* **Supplied data**:
□ □ □ □ □ □ □
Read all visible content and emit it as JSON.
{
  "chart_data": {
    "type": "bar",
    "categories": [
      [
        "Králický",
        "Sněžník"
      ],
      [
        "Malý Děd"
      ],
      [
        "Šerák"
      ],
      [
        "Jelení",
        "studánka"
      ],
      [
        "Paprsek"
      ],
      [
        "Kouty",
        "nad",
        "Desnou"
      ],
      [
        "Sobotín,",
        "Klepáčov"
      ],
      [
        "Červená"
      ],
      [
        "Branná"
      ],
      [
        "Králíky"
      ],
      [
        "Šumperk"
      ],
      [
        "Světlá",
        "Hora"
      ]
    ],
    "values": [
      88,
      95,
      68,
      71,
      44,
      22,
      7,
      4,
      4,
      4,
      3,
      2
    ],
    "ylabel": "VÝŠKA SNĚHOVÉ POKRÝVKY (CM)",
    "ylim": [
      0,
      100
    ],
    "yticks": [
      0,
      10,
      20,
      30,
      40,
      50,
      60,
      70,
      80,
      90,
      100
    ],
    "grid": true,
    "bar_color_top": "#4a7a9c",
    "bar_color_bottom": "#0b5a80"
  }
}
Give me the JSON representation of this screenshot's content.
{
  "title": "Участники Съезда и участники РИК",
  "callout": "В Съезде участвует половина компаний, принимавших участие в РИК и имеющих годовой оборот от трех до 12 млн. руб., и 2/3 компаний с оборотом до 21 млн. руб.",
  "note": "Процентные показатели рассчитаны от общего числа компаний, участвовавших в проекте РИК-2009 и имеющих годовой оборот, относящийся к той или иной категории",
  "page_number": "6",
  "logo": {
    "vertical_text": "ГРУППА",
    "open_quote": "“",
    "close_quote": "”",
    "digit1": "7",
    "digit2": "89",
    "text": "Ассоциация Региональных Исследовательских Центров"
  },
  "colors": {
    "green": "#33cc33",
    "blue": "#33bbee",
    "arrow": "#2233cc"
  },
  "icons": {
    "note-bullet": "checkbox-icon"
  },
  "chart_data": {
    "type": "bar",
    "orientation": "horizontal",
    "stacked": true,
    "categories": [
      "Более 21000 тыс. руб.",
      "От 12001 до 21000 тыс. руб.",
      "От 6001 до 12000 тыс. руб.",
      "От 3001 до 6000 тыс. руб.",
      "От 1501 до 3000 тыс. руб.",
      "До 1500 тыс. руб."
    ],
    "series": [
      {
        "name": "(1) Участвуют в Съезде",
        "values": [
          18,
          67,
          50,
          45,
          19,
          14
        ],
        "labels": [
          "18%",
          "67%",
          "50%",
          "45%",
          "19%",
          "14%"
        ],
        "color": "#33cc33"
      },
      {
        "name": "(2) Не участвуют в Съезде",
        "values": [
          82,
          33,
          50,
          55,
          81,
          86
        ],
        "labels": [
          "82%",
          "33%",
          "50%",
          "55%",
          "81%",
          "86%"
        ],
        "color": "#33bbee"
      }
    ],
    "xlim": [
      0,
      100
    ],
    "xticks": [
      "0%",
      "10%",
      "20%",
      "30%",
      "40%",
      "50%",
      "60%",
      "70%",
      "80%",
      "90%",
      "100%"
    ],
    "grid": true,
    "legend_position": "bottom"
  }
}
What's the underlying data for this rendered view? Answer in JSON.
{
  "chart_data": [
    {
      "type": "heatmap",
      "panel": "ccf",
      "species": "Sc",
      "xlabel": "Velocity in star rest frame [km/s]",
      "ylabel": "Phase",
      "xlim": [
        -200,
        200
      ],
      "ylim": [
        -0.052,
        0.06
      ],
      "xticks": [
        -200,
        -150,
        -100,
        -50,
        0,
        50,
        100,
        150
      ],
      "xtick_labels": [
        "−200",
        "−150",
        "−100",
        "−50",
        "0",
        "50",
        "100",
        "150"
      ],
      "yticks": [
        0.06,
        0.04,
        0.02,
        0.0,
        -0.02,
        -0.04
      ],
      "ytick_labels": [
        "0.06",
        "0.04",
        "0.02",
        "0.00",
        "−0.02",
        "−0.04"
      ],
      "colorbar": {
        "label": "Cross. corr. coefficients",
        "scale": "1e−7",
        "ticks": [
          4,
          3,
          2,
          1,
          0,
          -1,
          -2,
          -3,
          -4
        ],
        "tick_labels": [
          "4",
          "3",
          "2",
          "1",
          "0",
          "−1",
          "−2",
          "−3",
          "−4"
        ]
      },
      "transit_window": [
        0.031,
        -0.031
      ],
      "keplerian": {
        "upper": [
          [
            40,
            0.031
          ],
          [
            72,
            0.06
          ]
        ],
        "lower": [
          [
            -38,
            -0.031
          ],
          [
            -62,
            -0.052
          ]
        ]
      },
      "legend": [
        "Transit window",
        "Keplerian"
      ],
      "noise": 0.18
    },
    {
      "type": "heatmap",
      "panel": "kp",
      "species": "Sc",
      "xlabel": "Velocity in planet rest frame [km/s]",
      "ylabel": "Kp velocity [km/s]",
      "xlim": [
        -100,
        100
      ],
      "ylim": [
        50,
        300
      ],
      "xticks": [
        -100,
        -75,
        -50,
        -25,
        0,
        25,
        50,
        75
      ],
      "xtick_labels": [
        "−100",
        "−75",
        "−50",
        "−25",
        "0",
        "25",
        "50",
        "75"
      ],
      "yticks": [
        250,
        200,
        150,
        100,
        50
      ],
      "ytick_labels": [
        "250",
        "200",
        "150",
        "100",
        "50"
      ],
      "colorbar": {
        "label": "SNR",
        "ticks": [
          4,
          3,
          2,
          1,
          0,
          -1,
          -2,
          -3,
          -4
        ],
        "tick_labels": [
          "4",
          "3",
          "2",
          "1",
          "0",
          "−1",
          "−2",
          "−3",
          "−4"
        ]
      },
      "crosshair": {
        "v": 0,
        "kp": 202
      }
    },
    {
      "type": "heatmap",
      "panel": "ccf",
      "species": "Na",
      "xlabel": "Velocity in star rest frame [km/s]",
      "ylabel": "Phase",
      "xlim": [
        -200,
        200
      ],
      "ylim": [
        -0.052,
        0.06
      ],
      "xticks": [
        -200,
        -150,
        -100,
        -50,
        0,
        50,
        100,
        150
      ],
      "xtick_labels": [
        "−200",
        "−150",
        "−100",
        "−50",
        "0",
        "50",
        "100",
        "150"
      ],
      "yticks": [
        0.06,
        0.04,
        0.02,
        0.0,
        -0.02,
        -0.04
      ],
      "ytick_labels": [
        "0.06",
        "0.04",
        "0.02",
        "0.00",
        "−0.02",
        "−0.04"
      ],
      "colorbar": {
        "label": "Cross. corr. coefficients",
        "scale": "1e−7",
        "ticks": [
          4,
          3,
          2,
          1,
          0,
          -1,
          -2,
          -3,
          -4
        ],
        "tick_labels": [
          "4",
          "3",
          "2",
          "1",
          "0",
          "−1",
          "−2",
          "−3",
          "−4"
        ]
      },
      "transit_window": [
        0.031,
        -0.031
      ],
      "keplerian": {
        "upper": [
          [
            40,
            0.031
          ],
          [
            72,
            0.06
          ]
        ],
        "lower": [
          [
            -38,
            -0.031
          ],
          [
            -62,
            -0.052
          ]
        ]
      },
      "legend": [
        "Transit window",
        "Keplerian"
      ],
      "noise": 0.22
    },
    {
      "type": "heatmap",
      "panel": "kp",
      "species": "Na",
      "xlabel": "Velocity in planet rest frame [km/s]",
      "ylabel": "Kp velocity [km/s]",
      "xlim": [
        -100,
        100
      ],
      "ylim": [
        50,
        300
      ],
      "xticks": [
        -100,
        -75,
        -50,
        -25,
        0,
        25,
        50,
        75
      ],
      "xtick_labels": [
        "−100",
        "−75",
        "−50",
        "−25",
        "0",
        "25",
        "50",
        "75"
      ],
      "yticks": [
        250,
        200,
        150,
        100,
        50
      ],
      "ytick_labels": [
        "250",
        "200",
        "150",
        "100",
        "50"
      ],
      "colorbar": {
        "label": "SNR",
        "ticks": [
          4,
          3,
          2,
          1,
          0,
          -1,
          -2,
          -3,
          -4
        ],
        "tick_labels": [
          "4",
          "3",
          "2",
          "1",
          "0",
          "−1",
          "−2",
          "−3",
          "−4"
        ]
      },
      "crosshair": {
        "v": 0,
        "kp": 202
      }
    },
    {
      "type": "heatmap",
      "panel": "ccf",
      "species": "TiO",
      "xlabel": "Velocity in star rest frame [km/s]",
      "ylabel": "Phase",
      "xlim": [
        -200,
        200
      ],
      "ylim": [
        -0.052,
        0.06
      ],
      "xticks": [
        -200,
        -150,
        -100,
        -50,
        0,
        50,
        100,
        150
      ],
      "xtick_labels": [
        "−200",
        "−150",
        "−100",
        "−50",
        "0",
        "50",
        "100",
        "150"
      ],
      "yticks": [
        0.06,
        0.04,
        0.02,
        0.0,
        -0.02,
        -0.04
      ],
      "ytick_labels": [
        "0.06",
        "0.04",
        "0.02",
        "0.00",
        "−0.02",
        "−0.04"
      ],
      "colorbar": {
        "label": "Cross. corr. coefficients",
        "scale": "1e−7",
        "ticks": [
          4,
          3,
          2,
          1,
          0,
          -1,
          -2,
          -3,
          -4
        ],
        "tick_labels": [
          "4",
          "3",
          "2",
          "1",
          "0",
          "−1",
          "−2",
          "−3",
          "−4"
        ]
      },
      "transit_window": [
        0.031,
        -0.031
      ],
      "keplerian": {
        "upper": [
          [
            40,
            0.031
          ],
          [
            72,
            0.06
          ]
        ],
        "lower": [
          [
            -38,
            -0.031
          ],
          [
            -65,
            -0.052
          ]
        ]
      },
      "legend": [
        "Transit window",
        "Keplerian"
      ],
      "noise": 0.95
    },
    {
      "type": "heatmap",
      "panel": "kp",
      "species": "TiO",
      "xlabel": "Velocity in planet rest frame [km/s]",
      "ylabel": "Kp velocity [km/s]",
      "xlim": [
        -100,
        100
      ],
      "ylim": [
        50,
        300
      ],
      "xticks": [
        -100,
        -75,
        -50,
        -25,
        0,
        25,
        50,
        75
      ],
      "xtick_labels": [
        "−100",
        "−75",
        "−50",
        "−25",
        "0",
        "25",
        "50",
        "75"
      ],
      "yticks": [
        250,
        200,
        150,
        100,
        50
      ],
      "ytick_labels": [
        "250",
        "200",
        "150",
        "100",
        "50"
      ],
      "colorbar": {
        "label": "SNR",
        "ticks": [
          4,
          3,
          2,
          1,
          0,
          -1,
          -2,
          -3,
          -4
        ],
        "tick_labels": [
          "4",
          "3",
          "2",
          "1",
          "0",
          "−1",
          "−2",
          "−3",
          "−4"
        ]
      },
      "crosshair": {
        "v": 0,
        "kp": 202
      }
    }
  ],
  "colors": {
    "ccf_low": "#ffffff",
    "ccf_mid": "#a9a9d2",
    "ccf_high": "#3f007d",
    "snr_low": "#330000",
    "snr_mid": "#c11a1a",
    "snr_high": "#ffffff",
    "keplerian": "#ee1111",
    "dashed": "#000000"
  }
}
□ □ □ □ □ □ □
* **What you are asked to do**:
Each line containing the word "name" counts once; report the total alone.

* **Exercise output**:
2